■ **Description of the task**: From the entries below, copy every line where the string "MEETING" appears.

■ **Records that describe figures**:
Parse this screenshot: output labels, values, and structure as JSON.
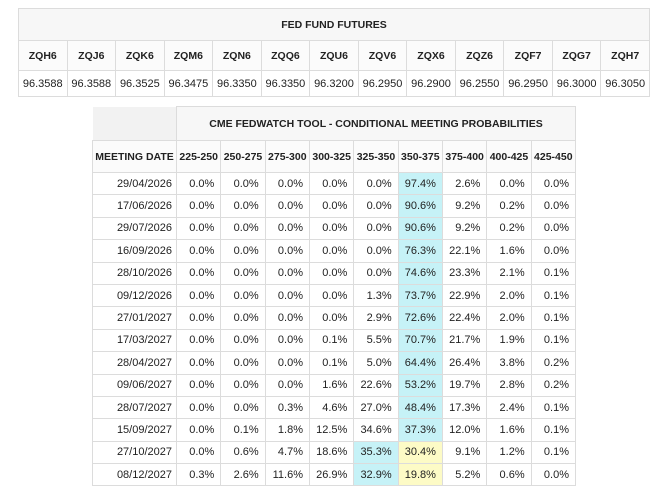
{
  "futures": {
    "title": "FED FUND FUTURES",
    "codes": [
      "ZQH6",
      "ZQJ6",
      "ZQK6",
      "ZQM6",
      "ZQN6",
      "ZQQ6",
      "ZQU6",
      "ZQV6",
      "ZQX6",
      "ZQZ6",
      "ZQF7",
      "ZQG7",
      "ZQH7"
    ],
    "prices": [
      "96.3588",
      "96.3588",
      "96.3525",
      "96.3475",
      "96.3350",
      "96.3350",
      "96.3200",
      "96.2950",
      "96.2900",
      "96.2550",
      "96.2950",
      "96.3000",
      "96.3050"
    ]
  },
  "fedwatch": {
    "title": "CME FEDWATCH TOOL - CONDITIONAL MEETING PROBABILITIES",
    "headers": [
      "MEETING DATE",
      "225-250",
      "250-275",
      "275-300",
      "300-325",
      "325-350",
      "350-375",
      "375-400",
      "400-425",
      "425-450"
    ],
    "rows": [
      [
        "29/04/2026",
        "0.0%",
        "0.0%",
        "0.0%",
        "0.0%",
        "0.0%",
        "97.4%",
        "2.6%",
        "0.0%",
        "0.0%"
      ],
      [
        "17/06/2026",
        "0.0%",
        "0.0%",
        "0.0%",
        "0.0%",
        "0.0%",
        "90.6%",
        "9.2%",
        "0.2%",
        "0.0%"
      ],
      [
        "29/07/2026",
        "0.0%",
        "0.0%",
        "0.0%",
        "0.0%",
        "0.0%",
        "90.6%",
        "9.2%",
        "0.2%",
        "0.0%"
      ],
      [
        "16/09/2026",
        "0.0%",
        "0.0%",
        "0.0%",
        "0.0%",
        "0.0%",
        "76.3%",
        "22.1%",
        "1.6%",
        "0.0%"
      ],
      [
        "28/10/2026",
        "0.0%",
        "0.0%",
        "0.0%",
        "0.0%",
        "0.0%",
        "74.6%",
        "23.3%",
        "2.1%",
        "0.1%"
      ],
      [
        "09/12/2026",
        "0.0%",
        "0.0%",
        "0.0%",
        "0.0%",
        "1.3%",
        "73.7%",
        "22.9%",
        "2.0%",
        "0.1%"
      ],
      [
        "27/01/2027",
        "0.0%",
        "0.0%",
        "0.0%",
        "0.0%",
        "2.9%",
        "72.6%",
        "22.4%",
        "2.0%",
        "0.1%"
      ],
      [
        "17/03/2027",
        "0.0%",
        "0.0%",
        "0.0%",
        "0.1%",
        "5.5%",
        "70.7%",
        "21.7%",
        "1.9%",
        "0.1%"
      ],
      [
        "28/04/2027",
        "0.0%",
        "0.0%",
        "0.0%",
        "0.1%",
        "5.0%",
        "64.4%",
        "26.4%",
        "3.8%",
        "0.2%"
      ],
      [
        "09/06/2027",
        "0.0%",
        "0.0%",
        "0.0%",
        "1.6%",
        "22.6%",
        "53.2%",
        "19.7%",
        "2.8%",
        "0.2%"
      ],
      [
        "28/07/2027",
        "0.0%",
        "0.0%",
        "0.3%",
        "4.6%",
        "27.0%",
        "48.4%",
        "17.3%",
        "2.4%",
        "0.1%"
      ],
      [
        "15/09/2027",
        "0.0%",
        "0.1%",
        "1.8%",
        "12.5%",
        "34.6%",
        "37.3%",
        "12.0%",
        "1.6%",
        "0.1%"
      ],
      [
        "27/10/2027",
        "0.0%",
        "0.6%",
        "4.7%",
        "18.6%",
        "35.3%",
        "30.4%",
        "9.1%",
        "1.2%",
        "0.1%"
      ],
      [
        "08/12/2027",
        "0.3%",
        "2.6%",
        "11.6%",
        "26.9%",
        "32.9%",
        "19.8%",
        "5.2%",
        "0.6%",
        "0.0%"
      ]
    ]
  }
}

■ **Final result**:
    "title": "CME FEDWATCH TOOL - CONDITIONAL MEETING PROBABILITIES",
      "MEETING DATE",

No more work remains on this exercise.